• [Supplied entries]
— START —

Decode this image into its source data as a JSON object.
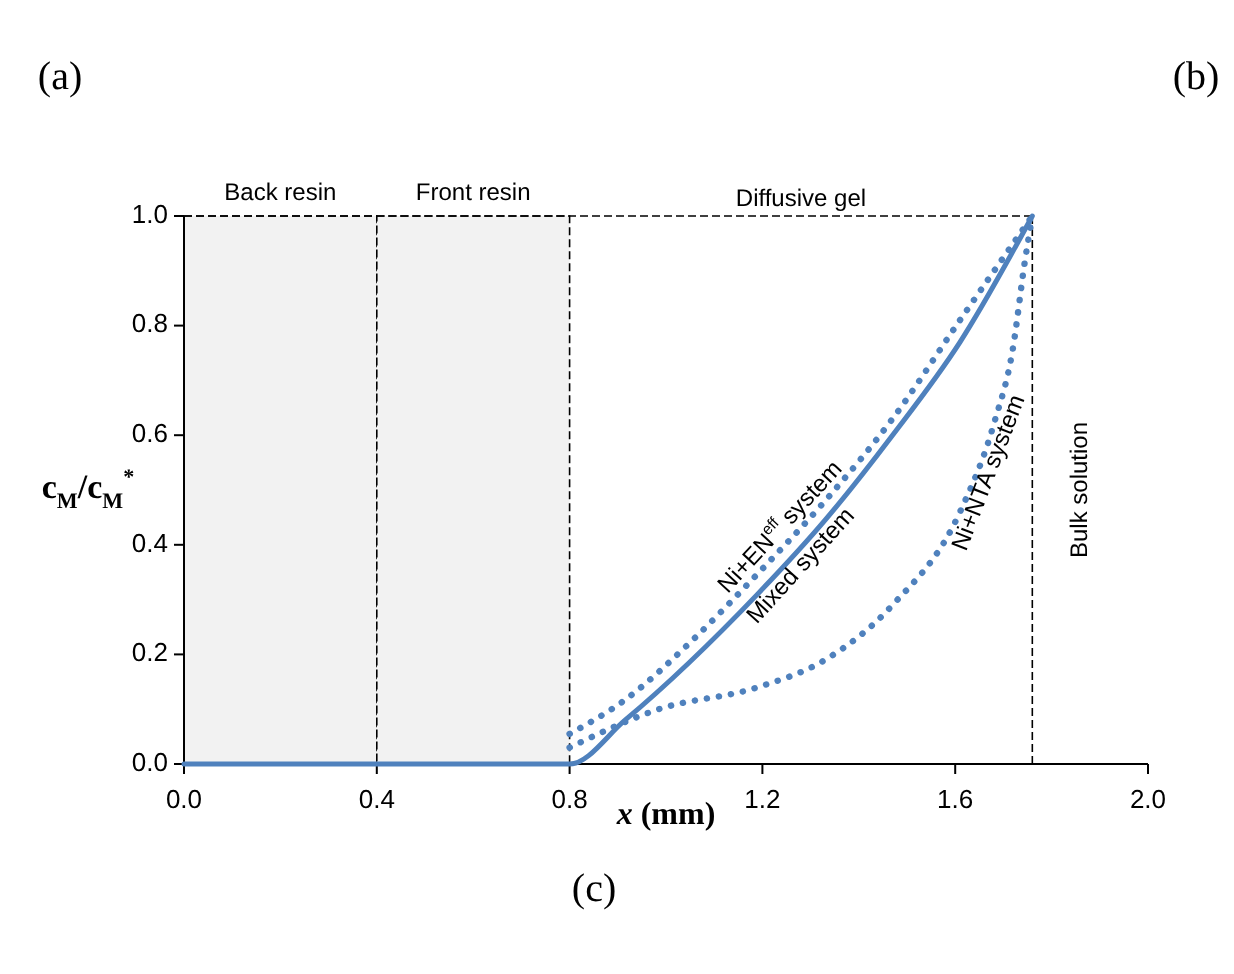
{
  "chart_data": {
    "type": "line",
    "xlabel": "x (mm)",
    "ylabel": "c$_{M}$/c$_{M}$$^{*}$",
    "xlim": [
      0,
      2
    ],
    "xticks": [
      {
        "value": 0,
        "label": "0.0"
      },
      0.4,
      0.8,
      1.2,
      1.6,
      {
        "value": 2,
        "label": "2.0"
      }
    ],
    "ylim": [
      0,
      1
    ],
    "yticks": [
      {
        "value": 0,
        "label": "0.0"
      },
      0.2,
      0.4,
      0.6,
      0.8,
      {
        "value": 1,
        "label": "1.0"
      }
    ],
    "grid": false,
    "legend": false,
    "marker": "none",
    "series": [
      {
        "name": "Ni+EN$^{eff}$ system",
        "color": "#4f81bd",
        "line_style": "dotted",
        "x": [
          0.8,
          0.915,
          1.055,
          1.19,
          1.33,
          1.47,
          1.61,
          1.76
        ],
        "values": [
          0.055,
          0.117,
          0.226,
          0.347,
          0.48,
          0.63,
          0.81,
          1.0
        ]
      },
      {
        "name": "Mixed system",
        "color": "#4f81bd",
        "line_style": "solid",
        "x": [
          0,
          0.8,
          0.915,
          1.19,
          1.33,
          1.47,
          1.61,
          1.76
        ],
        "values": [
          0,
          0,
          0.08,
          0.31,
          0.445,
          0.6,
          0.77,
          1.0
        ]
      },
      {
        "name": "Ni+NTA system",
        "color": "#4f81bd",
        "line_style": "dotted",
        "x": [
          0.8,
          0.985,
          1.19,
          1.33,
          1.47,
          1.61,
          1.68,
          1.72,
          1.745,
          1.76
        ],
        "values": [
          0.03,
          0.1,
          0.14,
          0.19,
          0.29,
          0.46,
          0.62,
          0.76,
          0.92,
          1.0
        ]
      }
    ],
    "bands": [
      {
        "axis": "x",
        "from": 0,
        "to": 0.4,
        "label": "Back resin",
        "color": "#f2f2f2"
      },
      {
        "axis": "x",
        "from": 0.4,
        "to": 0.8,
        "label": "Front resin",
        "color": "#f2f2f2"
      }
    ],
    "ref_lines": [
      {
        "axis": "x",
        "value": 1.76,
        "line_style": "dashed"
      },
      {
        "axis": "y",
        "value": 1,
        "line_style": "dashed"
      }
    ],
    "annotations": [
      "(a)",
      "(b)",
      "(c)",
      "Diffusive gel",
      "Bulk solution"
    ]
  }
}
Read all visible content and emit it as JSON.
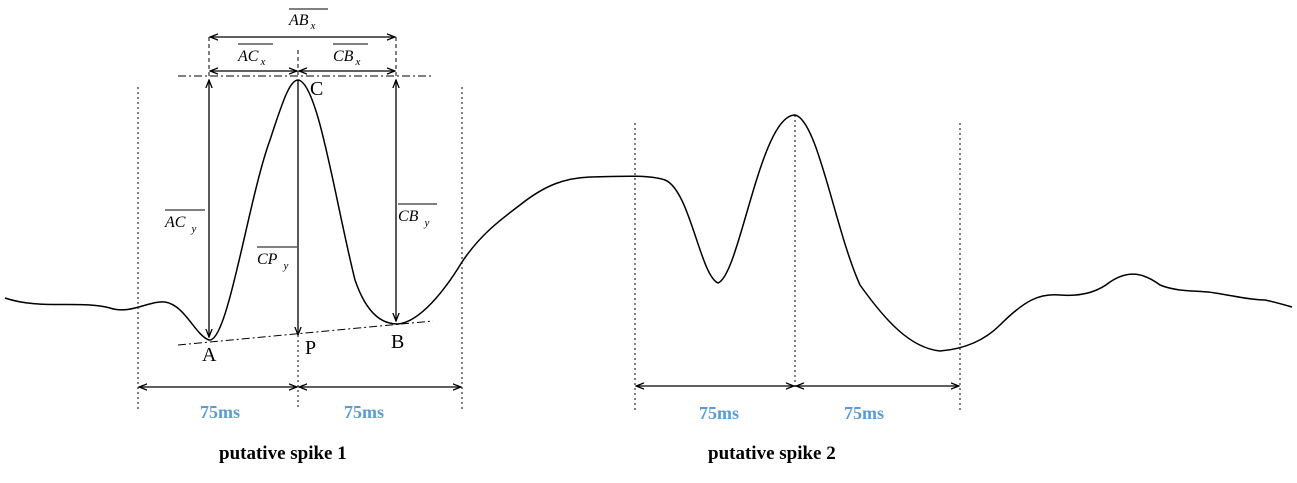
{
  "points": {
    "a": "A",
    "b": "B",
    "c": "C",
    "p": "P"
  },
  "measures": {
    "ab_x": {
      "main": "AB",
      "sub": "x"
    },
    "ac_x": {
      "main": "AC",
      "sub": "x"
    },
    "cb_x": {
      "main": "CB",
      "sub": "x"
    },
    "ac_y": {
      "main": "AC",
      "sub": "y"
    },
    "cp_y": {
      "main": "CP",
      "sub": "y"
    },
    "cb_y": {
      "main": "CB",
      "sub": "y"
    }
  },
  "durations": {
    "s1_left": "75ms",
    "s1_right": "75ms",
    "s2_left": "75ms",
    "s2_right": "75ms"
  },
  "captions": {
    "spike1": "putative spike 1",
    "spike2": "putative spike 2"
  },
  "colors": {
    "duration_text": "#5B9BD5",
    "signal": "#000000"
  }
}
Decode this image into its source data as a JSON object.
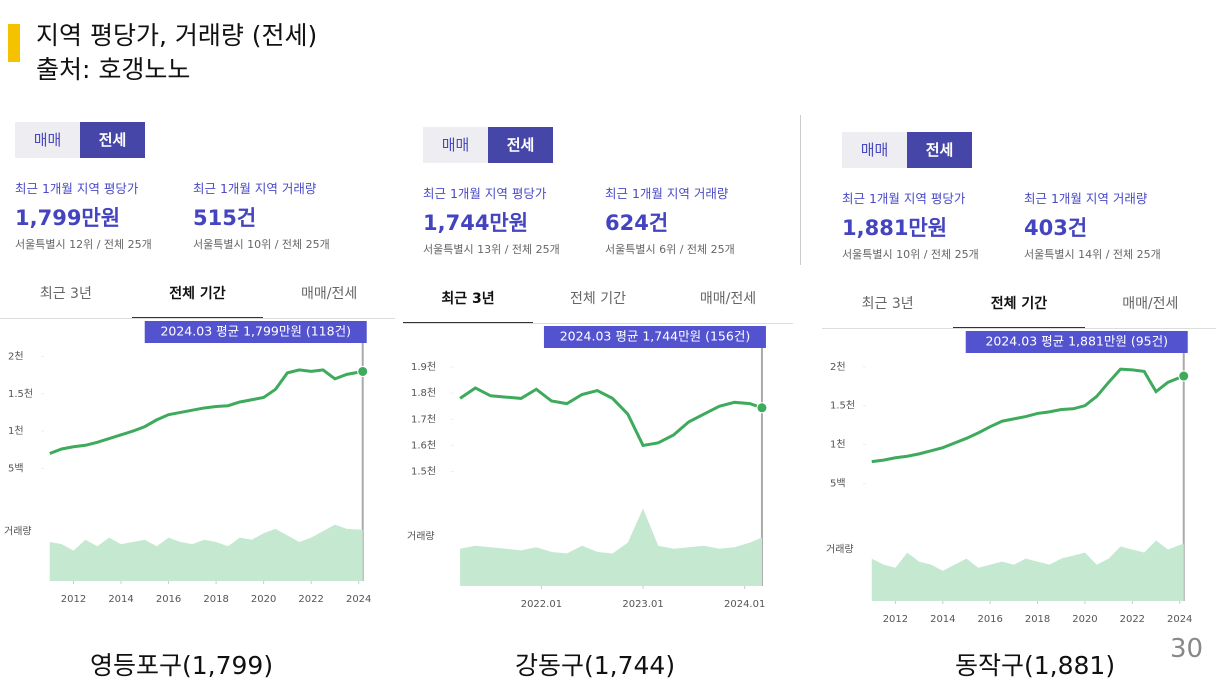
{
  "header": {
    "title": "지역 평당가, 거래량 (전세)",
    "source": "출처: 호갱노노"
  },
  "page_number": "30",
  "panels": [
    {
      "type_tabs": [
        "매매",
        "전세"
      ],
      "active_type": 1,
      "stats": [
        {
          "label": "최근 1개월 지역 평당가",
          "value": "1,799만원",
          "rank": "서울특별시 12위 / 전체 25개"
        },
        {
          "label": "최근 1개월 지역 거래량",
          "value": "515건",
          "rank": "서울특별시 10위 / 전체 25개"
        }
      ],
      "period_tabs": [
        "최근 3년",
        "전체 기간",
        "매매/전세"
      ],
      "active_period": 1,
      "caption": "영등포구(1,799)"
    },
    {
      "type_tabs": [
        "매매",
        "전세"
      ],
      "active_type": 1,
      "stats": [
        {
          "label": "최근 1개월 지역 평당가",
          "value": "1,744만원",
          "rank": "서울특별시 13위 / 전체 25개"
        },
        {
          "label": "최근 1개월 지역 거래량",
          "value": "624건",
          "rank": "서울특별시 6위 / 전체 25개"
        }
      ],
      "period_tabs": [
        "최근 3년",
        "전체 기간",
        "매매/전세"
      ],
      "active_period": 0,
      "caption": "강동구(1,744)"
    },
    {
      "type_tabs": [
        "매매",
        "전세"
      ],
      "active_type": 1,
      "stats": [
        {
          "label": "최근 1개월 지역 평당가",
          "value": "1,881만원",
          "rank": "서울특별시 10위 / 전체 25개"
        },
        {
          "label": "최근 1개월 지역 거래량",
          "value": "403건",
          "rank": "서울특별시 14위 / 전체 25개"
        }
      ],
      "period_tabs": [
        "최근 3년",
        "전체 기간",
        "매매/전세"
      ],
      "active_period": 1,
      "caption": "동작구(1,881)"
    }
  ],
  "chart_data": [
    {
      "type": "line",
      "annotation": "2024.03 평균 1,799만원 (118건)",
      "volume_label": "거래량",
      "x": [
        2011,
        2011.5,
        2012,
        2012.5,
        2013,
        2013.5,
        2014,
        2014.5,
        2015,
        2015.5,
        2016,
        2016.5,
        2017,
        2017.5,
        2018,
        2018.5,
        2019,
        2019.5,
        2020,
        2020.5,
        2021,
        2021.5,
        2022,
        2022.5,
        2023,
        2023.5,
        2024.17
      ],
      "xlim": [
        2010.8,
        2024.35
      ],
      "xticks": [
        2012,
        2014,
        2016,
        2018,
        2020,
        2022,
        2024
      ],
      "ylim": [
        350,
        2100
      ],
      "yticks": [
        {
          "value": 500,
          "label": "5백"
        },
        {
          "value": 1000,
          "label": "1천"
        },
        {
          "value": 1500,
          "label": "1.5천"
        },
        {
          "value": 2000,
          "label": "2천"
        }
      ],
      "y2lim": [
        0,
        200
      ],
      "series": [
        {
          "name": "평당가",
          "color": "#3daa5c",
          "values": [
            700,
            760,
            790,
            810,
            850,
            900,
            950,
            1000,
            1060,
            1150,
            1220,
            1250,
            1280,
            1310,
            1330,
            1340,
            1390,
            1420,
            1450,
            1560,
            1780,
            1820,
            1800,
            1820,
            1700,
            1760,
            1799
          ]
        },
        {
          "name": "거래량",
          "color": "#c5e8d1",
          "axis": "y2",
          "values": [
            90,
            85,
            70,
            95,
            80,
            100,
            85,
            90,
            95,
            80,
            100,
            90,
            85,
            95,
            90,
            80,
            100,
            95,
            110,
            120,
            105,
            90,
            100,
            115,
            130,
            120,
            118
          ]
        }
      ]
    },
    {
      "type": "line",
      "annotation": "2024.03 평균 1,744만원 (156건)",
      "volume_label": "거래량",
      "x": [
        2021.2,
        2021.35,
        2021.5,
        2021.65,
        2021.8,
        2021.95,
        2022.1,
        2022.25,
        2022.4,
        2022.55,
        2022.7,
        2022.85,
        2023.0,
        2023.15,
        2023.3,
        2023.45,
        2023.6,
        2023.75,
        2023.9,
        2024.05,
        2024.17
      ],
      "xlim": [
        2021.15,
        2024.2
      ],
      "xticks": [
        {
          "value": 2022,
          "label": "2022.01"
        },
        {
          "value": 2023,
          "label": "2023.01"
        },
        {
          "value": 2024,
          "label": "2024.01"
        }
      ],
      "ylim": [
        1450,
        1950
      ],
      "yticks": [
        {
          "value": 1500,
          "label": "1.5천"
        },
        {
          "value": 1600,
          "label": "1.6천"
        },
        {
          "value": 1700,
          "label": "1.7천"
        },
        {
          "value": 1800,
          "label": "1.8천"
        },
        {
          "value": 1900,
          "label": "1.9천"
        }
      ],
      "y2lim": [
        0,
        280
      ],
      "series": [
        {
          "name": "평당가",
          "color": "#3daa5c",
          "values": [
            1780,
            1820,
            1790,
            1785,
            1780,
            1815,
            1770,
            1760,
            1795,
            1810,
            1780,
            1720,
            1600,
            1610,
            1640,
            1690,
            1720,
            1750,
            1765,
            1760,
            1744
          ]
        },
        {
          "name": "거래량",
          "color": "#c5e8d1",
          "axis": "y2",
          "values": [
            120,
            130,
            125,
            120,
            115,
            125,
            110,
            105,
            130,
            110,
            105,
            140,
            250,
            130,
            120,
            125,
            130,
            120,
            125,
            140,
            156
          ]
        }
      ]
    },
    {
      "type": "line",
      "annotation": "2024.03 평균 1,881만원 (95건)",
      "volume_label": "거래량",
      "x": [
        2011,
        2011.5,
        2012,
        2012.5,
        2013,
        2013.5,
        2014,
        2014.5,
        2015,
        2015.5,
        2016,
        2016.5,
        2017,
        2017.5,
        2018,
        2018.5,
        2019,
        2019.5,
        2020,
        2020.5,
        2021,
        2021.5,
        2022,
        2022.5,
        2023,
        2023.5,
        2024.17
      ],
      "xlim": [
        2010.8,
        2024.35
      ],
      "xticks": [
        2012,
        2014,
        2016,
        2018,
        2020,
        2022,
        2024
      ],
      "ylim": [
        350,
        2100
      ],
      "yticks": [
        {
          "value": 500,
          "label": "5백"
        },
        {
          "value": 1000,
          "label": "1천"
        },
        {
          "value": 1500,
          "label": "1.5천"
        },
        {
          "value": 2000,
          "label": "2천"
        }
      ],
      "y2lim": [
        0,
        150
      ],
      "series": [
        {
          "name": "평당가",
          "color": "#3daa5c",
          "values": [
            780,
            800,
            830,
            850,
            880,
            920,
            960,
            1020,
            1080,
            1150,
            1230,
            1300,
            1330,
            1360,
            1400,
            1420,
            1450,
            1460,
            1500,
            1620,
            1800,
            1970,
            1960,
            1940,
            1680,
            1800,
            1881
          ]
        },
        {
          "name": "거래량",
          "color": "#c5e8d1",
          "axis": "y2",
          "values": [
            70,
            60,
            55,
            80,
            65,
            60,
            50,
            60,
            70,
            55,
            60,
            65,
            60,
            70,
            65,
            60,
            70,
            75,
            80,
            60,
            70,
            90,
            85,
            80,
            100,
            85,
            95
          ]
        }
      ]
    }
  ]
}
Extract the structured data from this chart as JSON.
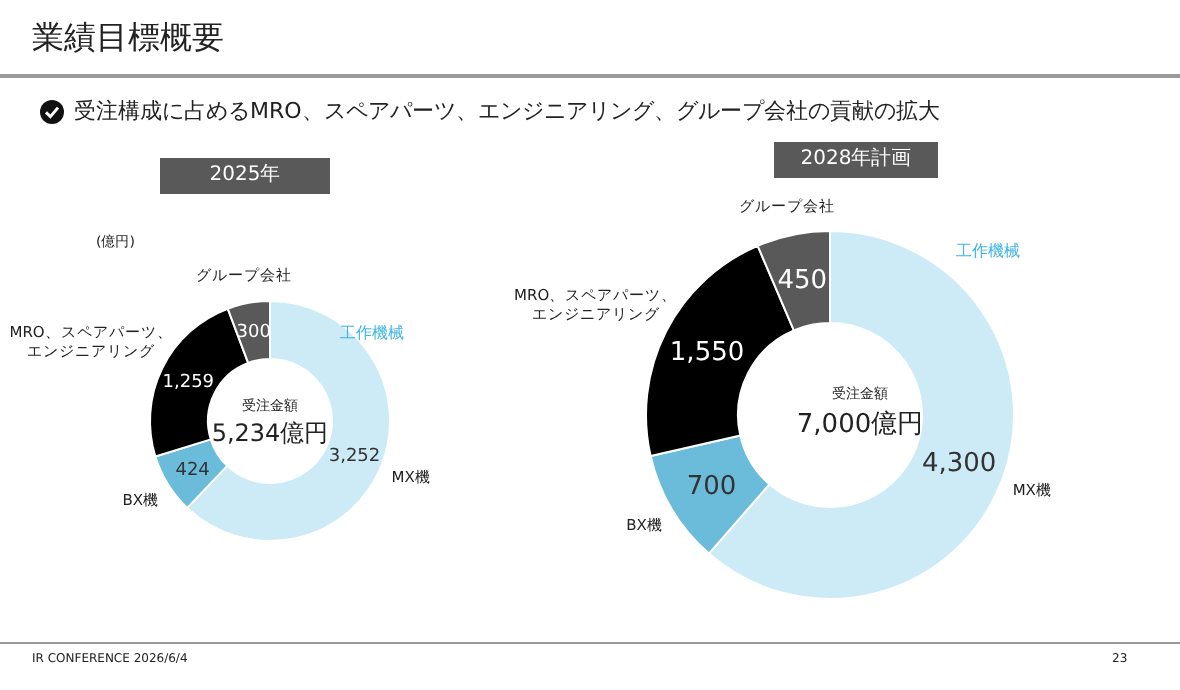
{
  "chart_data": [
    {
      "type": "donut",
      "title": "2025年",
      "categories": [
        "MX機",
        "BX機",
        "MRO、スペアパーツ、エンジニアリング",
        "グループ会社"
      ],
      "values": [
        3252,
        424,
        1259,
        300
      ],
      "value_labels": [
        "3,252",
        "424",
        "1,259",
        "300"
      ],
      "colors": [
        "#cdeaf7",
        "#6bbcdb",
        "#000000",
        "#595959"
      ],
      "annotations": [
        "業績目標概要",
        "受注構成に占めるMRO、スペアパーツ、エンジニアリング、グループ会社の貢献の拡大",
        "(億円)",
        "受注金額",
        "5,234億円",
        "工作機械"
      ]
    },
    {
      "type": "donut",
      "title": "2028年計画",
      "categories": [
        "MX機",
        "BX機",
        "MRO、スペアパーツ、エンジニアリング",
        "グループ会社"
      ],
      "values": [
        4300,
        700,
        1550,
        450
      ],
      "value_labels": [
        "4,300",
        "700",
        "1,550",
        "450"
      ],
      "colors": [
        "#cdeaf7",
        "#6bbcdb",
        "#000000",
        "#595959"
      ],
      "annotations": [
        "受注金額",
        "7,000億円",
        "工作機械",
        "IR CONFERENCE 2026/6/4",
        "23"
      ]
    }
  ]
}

— END —

• [Stated task] Report each line of the material above where the word "JSON" appears.

• [Output of the task]
Decode this image into its source data as a JSON object.
Read all visible content and emit it as JSON.
Decode this image into its source data as a JSON object.
Extract the structured data from this chart as JSON.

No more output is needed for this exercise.